» **TASK DESCRIPTION**:
Each entry should be quoted word for word, including every mark of punctuation.

— start RECORDS SHOWN —

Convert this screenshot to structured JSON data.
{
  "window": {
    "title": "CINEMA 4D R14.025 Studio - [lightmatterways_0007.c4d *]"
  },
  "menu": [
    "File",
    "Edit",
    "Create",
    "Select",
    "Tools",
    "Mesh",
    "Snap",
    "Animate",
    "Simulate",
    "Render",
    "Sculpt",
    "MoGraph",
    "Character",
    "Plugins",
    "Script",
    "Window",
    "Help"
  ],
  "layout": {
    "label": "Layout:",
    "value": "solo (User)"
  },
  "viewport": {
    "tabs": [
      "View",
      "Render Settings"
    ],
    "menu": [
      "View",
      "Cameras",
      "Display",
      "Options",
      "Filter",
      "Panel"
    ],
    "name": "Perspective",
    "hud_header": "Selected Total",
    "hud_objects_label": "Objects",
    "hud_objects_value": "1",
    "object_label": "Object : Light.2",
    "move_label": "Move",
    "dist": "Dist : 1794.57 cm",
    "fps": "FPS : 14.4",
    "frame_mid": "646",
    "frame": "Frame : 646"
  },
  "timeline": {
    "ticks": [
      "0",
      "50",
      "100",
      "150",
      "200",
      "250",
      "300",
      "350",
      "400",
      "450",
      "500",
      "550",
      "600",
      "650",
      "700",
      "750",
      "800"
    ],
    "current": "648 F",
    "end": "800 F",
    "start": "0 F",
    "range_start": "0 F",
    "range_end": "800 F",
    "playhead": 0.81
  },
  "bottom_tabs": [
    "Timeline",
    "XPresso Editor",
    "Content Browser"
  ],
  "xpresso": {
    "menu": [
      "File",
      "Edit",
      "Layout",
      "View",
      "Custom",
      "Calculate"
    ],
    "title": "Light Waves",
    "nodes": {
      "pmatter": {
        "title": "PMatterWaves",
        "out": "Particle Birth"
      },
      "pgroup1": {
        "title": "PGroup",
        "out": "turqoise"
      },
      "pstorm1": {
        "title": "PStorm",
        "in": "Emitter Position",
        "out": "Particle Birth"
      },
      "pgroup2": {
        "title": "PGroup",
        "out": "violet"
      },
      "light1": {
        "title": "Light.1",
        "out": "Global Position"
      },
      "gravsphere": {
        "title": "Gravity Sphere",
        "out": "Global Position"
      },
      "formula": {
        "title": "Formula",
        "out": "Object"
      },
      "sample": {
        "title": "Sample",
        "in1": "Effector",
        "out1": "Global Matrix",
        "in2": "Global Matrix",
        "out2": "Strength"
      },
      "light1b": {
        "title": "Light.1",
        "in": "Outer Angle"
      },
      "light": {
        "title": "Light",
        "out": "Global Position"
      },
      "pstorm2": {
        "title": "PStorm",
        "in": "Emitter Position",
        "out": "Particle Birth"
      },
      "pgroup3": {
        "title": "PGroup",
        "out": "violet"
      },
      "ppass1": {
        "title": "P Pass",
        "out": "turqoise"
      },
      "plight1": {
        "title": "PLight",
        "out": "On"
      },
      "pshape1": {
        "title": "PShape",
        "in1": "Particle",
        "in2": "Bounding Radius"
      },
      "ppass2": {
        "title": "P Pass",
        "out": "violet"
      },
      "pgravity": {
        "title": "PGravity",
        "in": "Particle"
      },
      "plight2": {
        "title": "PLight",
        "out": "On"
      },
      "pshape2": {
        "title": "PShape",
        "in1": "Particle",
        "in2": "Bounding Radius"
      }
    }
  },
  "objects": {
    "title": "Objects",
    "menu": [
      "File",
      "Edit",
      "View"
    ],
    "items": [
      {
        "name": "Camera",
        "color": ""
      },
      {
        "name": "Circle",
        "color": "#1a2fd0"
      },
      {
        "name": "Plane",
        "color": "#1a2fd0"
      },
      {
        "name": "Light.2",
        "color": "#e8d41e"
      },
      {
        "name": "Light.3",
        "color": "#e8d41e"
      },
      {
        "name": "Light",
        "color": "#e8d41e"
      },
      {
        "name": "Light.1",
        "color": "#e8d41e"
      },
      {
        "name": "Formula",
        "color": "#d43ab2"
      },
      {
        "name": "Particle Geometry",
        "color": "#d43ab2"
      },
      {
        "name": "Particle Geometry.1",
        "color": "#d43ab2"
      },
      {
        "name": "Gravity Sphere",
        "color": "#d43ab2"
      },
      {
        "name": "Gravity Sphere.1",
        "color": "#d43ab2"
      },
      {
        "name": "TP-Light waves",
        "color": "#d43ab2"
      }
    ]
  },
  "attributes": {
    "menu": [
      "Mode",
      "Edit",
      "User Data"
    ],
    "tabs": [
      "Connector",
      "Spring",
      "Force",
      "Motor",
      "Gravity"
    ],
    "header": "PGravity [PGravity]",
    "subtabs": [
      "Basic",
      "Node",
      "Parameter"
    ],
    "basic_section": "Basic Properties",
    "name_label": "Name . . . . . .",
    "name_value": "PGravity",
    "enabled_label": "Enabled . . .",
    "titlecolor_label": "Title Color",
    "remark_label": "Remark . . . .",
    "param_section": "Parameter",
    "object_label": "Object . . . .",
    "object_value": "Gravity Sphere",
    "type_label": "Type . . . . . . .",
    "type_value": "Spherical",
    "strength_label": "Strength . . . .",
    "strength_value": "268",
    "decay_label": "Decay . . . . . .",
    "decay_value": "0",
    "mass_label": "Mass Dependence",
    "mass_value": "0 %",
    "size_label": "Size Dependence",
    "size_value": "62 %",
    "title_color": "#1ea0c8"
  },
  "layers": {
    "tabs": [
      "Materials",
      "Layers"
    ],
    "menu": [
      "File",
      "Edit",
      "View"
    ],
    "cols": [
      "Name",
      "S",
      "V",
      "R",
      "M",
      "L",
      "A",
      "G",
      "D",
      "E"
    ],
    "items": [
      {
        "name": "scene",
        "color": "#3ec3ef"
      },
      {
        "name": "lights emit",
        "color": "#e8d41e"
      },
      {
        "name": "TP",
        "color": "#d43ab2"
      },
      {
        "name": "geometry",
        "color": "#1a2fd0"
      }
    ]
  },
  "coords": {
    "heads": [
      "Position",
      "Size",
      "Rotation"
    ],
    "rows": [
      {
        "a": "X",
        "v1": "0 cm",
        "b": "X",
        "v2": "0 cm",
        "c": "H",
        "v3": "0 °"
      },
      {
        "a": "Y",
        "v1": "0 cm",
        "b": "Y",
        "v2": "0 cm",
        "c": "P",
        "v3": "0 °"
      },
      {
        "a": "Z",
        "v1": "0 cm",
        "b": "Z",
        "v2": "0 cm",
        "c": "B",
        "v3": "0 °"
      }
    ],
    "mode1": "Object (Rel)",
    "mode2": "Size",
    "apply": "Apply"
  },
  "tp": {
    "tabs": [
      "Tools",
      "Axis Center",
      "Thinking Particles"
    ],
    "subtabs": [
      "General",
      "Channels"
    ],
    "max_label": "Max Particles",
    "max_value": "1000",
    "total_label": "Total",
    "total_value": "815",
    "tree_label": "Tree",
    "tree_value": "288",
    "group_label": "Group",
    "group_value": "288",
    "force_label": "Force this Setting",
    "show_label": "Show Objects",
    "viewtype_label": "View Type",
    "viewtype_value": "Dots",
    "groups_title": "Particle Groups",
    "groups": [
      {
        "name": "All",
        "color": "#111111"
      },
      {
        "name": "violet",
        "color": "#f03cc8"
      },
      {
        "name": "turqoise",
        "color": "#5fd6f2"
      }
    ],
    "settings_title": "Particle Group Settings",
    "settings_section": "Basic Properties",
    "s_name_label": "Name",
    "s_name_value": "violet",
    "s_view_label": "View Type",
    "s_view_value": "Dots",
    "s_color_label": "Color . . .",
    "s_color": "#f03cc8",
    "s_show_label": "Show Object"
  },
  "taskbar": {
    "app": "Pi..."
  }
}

— end RECORDS SHOWN —

» **RESULT OF THIS EXERCISE**:
Convert this screenshot to structured JSON data.
{
  "window": {
    "title": "CINEMA 4D R14.025 Studio - [lightmatterways_0007.c4d *]"
  },
  "menu": [
    "File",
    "Edit",
    "Create",
    "Select",
    "Tools",
    "Mesh",
    "Snap",
    "Animate",
    "Simulate",
    "Render",
    "Sculpt",
    "MoGraph",
    "Character",
    "Plugins",
    "Script",
    "Window",
    "Help"
  ],
  "layout": {
    "label": "Layout:",
    "value": "solo (User)"
  },
  "viewport": {
    "tabs": [
      "View",
      "Render Settings"
    ],
    "menu": [
      "View",
      "Cameras",
      "Display",
      "Options",
      "Filter",
      "Panel"
    ],
    "name": "Perspective",
    "hud_header": "Selected Total",
    "hud_objects_label": "Objects",
    "hud_objects_value": "1",
    "object_label": "Object : Light.2",
    "move_label": "Move",
    "dist": "Dist : 1794.57 cm",
    "fps": "FPS : 14.4",
    "frame_mid": "646",
    "frame": "Frame : 646"
  },
  "timeline": {
    "ticks": [
      "0",
      "50",
      "100",
      "150",
      "200",
      "250",
      "300",
      "350",
      "400",
      "450",
      "500",
      "550",
      "600",
      "650",
      "700",
      "750",
      "800"
    ],
    "current": "648 F",
    "end": "800 F",
    "start": "0 F",
    "range_start": "0 F",
    "range_end": "800 F",
    "playhead": 0.81
  },
  "bottom_tabs": [
    "Timeline",
    "XPresso Editor",
    "Content Browser"
  ],
  "xpresso": {
    "menu": [
      "File",
      "Edit",
      "Layout",
      "View",
      "Custom",
      "Calculate"
    ],
    "title": "Light Waves",
    "nodes": {
      "pmatter": {
        "title": "PMatterWaves",
        "out": "Particle Birth"
      },
      "pgroup1": {
        "title": "PGroup",
        "out": "turqoise"
      },
      "pstorm1": {
        "title": "PStorm",
        "in": "Emitter Position",
        "out": "Particle Birth"
      },
      "pgroup2": {
        "title": "PGroup",
        "out": "violet"
      },
      "light1": {
        "title": "Light.1",
        "out": "Global Position"
      },
      "gravsphere": {
        "title": "Gravity Sphere",
        "out": "Global Position"
      },
      "formula": {
        "title": "Formula",
        "out": "Object"
      },
      "sample": {
        "title": "Sample",
        "in1": "Effector",
        "out1": "Global Matrix",
        "in2": "Global Matrix",
        "out2": "Strength"
      },
      "light1b": {
        "title": "Light.1",
        "in": "Outer Angle"
      },
      "light": {
        "title": "Light",
        "out": "Global Position"
      },
      "pstorm2": {
        "title": "PStorm",
        "in": "Emitter Position",
        "out": "Particle Birth"
      },
      "pgroup3": {
        "title": "PGroup",
        "out": "violet"
      },
      "ppass1": {
        "title": "P Pass",
        "out": "turqoise"
      },
      "plight1": {
        "title": "PLight",
        "out": "On"
      },
      "pshape1": {
        "title": "PShape",
        "in1": "Particle",
        "in2": "Bounding Radius"
      },
      "ppass2": {
        "title": "P Pass",
        "out": "violet"
      },
      "pgravity": {
        "title": "PGravity",
        "in": "Particle"
      },
      "plight2": {
        "title": "PLight",
        "out": "On"
      },
      "pshape2": {
        "title": "PShape",
        "in1": "Particle",
        "in2": "Bounding Radius"
      }
    }
  },
  "objects": {
    "title": "Objects",
    "menu": [
      "File",
      "Edit",
      "View"
    ],
    "items": [
      {
        "name": "Camera",
        "color": ""
      },
      {
        "name": "Circle",
        "color": "#1a2fd0"
      },
      {
        "name": "Plane",
        "color": "#1a2fd0"
      },
      {
        "name": "Light.2",
        "color": "#e8d41e"
      },
      {
        "name": "Light.3",
        "color": "#e8d41e"
      },
      {
        "name": "Light",
        "color": "#e8d41e"
      },
      {
        "name": "Light.1",
        "color": "#e8d41e"
      },
      {
        "name": "Formula",
        "color": "#d43ab2"
      },
      {
        "name": "Particle Geometry",
        "color": "#d43ab2"
      },
      {
        "name": "Particle Geometry.1",
        "color": "#d43ab2"
      },
      {
        "name": "Gravity Sphere",
        "color": "#d43ab2"
      },
      {
        "name": "Gravity Sphere.1",
        "color": "#d43ab2"
      },
      {
        "name": "TP-Light waves",
        "color": "#d43ab2"
      }
    ]
  },
  "attributes": {
    "menu": [
      "Mode",
      "Edit",
      "User Data"
    ],
    "tabs": [
      "Connector",
      "Spring",
      "Force",
      "Motor",
      "Gravity"
    ],
    "header": "PGravity [PGravity]",
    "subtabs": [
      "Basic",
      "Node",
      "Parameter"
    ],
    "basic_section": "Basic Properties",
    "name_label": "Name . . . . . .",
    "name_value": "PGravity",
    "enabled_label": "Enabled . . .",
    "titlecolor_label": "Title Color",
    "remark_label": "Remark . . . .",
    "param_section": "Parameter",
    "object_label": "Object . . . .",
    "object_value": "Gravity Sphere",
    "type_label": "Type . . . . . . .",
    "type_value": "Spherical",
    "strength_label": "Strength . . . .",
    "strength_value": "268",
    "decay_label": "Decay . . . . . .",
    "decay_value": "0",
    "mass_label": "Mass Dependence",
    "mass_value": "0 %",
    "size_label": "Size Dependence",
    "size_value": "62 %",
    "title_color": "#1ea0c8"
  },
  "layers": {
    "tabs": [
      "Materials",
      "Layers"
    ],
    "menu": [
      "File",
      "Edit",
      "View"
    ],
    "cols": [
      "Name",
      "S",
      "V",
      "R",
      "M",
      "L",
      "A",
      "G",
      "D",
      "E"
    ],
    "items": [
      {
        "name": "scene",
        "color": "#3ec3ef"
      },
      {
        "name": "lights emit",
        "color": "#e8d41e"
      },
      {
        "name": "TP",
        "color": "#d43ab2"
      },
      {
        "name": "geometry",
        "color": "#1a2fd0"
      }
    ]
  },
  "coords": {
    "heads": [
      "Position",
      "Size",
      "Rotation"
    ],
    "rows": [
      {
        "a": "X",
        "v1": "0 cm",
        "b": "X",
        "v2": "0 cm",
        "c": "H",
        "v3": "0 °"
      },
      {
        "a": "Y",
        "v1": "0 cm",
        "b": "Y",
        "v2": "0 cm",
        "c": "P",
        "v3": "0 °"
      },
      {
        "a": "Z",
        "v1": "0 cm",
        "b": "Z",
        "v2": "0 cm",
        "c": "B",
        "v3": "0 °"
      }
    ],
    "mode1": "Object (Rel)",
    "mode2": "Size",
    "apply": "Apply"
  },
  "tp": {
    "tabs": [
      "Tools",
      "Axis Center",
      "Thinking Particles"
    ],
    "subtabs": [
      "General",
      "Channels"
    ],
    "max_label": "Max Particles",
    "max_value": "1000",
    "total_label": "Total",
    "total_value": "815",
    "tree_label": "Tree",
    "tree_value": "288",
    "group_label": "Group",
    "group_value": "288",
    "force_label": "Force this Setting",
    "show_label": "Show Objects",
    "viewtype_label": "View Type",
    "viewtype_value": "Dots",
    "groups_title": "Particle Groups",
    "groups": [
      {
        "name": "All",
        "color": "#111111"
      },
      {
        "name": "violet",
        "color": "#f03cc8"
      },
      {
        "name": "turqoise",
        "color": "#5fd6f2"
      }
    ],
    "settings_title": "Particle Group Settings",
    "settings_section": "Basic Properties",
    "s_name_label": "Name",
    "s_name_value": "violet",
    "s_view_label": "View Type",
    "s_view_value": "Dots",
    "s_color_label": "Color . . .",
    "s_color": "#f03cc8",
    "s_show_label": "Show Object"
  },
  "taskbar": {
    "app": "Pi..."
  }
}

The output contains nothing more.